### Reading text
________
Tuesday, August 4, 2020

Philip K Dick Can Ogle Them For You Wholesale


Philip K Dick was way into women's breasts. This obsession has long been noted. The old Frolix-8 website, which was big back in the Total Dick-Head heyday  (it seems to have succumbed to kipple in 2015), started a Project to catalog all of the descriptions of breasts in Dick's fiction, and went through 53 different PKD texts in a quest for breasts.  Have you thanked Al Gore for inventing the internet recently? 

Here's one from Gather Yourselves Together (have your cringe on standby for this one):
 
"Her breasts amazed him. They did not jut out and up. They did not swell, pressing forward as the drawings had shown them. They hung down, and when she bent over they fell away from her. They bounced and swung when she picked up her clothes, bending over and reaching down to dress. They were not hard cups at all, but flesh like the rest of her, soft pale flesh. Like wineskins hanging on tent walls in Middle East villages. Sacks, wobbling flesh sacks that must have got in her way every now and then."

From The Three Stigmata of Palmer Eldritch

"She had a narrow, erect body, a truly superb carriage...and small, up-jutting breasts with nipples no larger than matched pink peas. Or rather matched, pink pearls..."
________
### Data extract
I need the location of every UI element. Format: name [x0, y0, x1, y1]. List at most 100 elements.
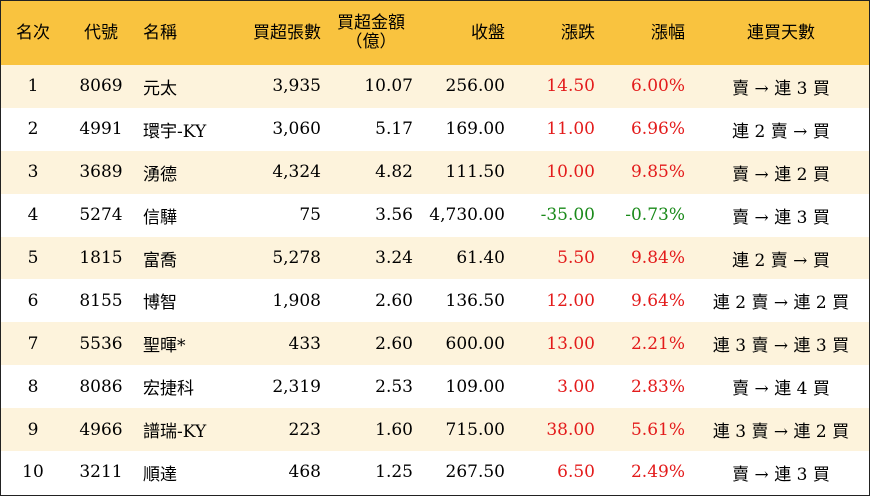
________
### Parts of the exercise
• 1. Decide whether each statement below agrees with the blog post on Philip K Dick. Answer yes or no, and quote the deciding words from the post.
(a) The Frolix-8 project went through 53 of Dick's texts.
(b) The passage quoted from The Three Stigmata of Palmer Eldritch describes breasts that hang down.
(c) The Frolix-8 website seems to have gone away in 2015.
• 2. Write the next part of the blog post on Philip K Dick, picking up after its last sentence.

### Expected results
• 1.
(a) Yes: "went through 53 different PKD texts"
(b) No: "small, up-jutting breasts with nipples no larger than matched pink peas"
(c) Yes: "it seems to have succumbed to kipple in 2015"

• 2.
“I like her; I could watch her the rest of my life. She has breasts that smile.”


“Her tone was bitter; her breasts pulsed with resentment.”  

Remember the end of this book where the guy drives off between a pair of very breast-like hills? 


Rumor has it there's even a unpublished poem by Dick titled "Boobs." 

Dick's obvious fascination with breasts has always been treated either as a kind of wink-wink joke among many of his male fans,  or as evidence of his deep-seated sexist attitudes. 

Why can't it be both? 

But something occurred to me recently that changed the way I looked at all of this: Philip K Dick's twin sister Jane died in infancy, because his mother failed to produce enough milk to sustain them both. 

Often in Dick's fiction, the unfeeling, apathetic, women characters (the "bitch-wives" as they've been called by mostly male scholars) are depicted as flat chested. Oh yeah, and a lot of these characters are also based, at least in part, on PKD's mom, Dorothy. 

Of course lots of science fiction writers were obsessed with breasts (say that three times). Isaac Asimov I'm looking in your general direction. And Robert Heinlein I see you too. And they didn't have twin sisters that died of starvation, so maybe it's something else. 

Friend of the blog, Ted Hand, offered this insight: "I'd also think of the literary context of imitating the Beat Generation dudes feeling liberated to let out their horny no matter how misogynistic." Adding, "Like you get this new freedom to do something edgy, let's spray paint the secretary's breasts blue."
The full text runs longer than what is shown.